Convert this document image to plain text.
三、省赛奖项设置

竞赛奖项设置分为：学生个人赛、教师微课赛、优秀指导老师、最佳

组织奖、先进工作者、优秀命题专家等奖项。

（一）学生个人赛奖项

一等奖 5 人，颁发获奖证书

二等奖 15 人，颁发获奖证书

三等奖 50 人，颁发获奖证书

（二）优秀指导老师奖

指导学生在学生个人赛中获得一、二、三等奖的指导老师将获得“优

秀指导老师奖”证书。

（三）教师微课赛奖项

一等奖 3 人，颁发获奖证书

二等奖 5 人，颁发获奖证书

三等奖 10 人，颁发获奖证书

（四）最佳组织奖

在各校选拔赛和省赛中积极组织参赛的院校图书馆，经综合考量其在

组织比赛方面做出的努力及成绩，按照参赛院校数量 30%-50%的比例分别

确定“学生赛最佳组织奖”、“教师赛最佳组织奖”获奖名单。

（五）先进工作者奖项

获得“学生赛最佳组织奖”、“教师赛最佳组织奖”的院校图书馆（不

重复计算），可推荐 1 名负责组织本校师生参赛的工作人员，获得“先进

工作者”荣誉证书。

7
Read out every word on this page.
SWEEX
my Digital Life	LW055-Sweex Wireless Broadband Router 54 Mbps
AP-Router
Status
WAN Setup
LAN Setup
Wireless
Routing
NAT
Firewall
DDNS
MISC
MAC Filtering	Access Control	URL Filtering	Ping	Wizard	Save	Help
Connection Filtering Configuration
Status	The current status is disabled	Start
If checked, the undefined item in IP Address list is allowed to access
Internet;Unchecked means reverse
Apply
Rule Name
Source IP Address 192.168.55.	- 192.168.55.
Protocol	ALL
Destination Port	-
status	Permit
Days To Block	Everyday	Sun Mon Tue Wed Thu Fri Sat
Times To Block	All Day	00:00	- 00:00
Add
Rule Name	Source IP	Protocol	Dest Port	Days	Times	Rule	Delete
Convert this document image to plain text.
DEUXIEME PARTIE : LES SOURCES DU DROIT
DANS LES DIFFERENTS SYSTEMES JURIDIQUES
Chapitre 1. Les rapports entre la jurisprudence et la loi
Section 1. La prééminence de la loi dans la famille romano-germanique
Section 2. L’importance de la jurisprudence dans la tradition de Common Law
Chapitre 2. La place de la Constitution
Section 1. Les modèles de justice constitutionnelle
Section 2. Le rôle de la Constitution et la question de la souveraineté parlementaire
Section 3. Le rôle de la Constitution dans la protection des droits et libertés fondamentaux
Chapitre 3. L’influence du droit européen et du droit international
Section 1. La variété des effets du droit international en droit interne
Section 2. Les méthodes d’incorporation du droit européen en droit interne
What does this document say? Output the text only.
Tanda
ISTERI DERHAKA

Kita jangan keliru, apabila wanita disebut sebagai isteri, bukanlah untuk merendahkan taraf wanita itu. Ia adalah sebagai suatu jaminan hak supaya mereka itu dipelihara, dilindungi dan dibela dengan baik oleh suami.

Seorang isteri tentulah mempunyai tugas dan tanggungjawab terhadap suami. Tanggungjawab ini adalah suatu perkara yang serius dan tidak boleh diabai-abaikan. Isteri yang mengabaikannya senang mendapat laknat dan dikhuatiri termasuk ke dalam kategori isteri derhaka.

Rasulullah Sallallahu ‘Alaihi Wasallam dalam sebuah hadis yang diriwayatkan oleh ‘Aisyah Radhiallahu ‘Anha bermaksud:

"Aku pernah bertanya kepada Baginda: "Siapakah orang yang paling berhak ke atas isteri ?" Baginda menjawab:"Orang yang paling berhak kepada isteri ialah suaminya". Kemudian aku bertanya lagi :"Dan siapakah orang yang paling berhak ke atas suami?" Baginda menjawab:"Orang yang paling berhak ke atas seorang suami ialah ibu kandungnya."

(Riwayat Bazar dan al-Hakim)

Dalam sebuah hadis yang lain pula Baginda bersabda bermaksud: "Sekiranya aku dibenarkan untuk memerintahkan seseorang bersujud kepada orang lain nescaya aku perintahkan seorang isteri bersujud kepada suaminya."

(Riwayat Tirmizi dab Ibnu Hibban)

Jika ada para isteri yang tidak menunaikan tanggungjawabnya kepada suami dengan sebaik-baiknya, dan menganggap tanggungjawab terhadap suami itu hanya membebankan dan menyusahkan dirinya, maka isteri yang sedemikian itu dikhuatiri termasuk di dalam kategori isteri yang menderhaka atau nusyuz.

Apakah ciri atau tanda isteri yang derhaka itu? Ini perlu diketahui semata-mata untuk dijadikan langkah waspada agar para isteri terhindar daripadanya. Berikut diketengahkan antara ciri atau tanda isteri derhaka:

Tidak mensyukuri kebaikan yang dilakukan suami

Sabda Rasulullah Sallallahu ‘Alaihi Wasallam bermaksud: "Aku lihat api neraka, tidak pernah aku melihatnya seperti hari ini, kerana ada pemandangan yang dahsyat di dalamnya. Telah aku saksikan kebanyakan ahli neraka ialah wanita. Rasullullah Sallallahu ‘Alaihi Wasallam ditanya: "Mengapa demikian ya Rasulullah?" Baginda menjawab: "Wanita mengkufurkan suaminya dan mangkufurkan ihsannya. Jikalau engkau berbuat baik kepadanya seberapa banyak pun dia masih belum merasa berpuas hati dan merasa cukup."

=== Prompt ===
Extract the data in full. Keep it word for word.

=== Expected answer ===
Convert this document image to plain text.
三、省赛奖项设置

竞赛奖项设置分为：学生个人赛、教师微课赛、优秀指导老师、最佳

组织奖、先进工作者、优秀命题专家等奖项。

（一）学生个人赛奖项

一等奖 5 人，颁发获奖证书

二等奖 15 人，颁发获奖证书

三等奖 50 人，颁发获奖证书

（二）优秀指导老师奖

指导学生在学生个人赛中获得一、二、三等奖的指导老师将获得“优

秀指导老师奖”证书。

（三）教师微课赛奖项

一等奖 3 人，颁发获奖证书

二等奖 5 人，颁发获奖证书

三等奖 10 人，颁发获奖证书

（四）最佳组织奖

在各校选拔赛和省赛中积极组织参赛的院校图书馆，经综合考量其在

组织比赛方面做出的努力及成绩，按照参赛院校数量 30%-50%的比例分别

确定“学生赛最佳组织奖”、“教师赛最佳组织奖”获奖名单。

（五）先进工作者奖项

获得“学生赛最佳组织奖”、“教师赛最佳组织奖”的院校图书馆（不

重复计算），可推荐 1 名负责组织本校师生参赛的工作人员，获得“先进

工作者”荣誉证书。

7
Read out every word on this page.
SWEEX
my Digital Life	LW055-Sweex Wireless Broadband Router 54 Mbps
AP-Router
Status
WAN Setup
LAN Setup
Wireless
Routing
NAT
Firewall
DDNS
MISC
MAC Filtering	Access Control	URL Filtering	Ping	Wizard	Save	Help
Connection Filtering Configuration
Status	The current status is disabled	Start
If checked, the undefined item in IP Address list is allowed to access
Internet;Unchecked means reverse
Apply
Rule Name
Source IP Address 192.168.55.	- 192.168.55.
Protocol	ALL
Destination Port	-
status	Permit
Days To Block	Everyday	Sun Mon Tue Wed Thu Fri Sat
Times To Block	All Day	00:00	- 00:00
Add
Rule Name	Source IP	Protocol	Dest Port	Days	Times	Rule	Delete
Convert this document image to plain text.
DEUXIEME PARTIE : LES SOURCES DU DROIT
DANS LES DIFFERENTS SYSTEMES JURIDIQUES
Chapitre 1. Les rapports entre la jurisprudence et la loi
Section 1. La prééminence de la loi dans la famille romano-germanique
Section 2. L’importance de la jurisprudence dans la tradition de Common Law
Chapitre 2. La place de la Constitution
Section 1. Les modèles de justice constitutionnelle
Section 2. Le rôle de la Constitution et la question de la souveraineté parlementaire
Section 3. Le rôle de la Constitution dans la protection des droits et libertés fondamentaux
Chapitre 3. L’influence du droit européen et du droit international
Section 1. La variété des effets du droit international en droit interne
Section 2. Les méthodes d’incorporation du droit européen en droit interne
What does this document say? Output the text only.
Tanda
ISTERI DERHAKA

Kita jangan keliru, apabila wanita disebut sebagai isteri, bukanlah untuk merendahkan taraf wanita itu. Ia adalah sebagai suatu jaminan hak supaya mereka itu dipelihara, dilindungi dan dibela dengan baik oleh suami.

Seorang isteri tentulah mempunyai tugas dan tanggungjawab terhadap suami. Tanggungjawab ini adalah suatu perkara yang serius dan tidak boleh diabai-abaikan. Isteri yang mengabaikannya senang mendapat laknat dan dikhuatiri termasuk ke dalam kategori isteri derhaka.

Rasulullah Sallallahu ‘Alaihi Wasallam dalam sebuah hadis yang diriwayatkan oleh ‘Aisyah Radhiallahu ‘Anha bermaksud:

"Aku pernah bertanya kepada Baginda: "Siapakah orang yang paling berhak ke atas isteri ?" Baginda menjawab:"Orang yang paling berhak kepada isteri ialah suaminya". Kemudian aku bertanya lagi :"Dan siapakah orang yang paling berhak ke atas suami?" Baginda menjawab:"Orang yang paling berhak ke atas seorang suami ialah ibu kandungnya."

(Riwayat Bazar dan al-Hakim)

Dalam sebuah hadis yang lain pula Baginda bersabda bermaksud: "Sekiranya aku dibenarkan untuk memerintahkan seseorang bersujud kepada orang lain nescaya aku perintahkan seorang isteri bersujud kepada suaminya."

(Riwayat Tirmizi dab Ibnu Hibban)

Jika ada para isteri yang tidak menunaikan tanggungjawabnya kepada suami dengan sebaik-baiknya, dan menganggap tanggungjawab terhadap suami itu hanya membebankan dan menyusahkan dirinya, maka isteri yang sedemikian itu dikhuatiri termasuk di dalam kategori isteri yang menderhaka atau nusyuz.

Apakah ciri atau tanda isteri yang derhaka itu? Ini perlu diketahui semata-mata untuk dijadikan langkah waspada agar para isteri terhindar daripadanya. Berikut diketengahkan antara ciri atau tanda isteri derhaka:

Tidak mensyukuri kebaikan yang dilakukan suami

Sabda Rasulullah Sallallahu ‘Alaihi Wasallam bermaksud: "Aku lihat api neraka, tidak pernah aku melihatnya seperti hari ini, kerana ada pemandangan yang dahsyat di dalamnya. Telah aku saksikan kebanyakan ahli neraka ialah wanita. Rasullullah Sallallahu ‘Alaihi Wasallam ditanya: "Mengapa demikian ya Rasulullah?" Baginda menjawab: "Wanita mengkufurkan suaminya dan mangkufurkan ihsannya. Jikalau engkau berbuat baik kepadanya seberapa banyak pun dia masih belum merasa berpuas hati dan merasa cukup."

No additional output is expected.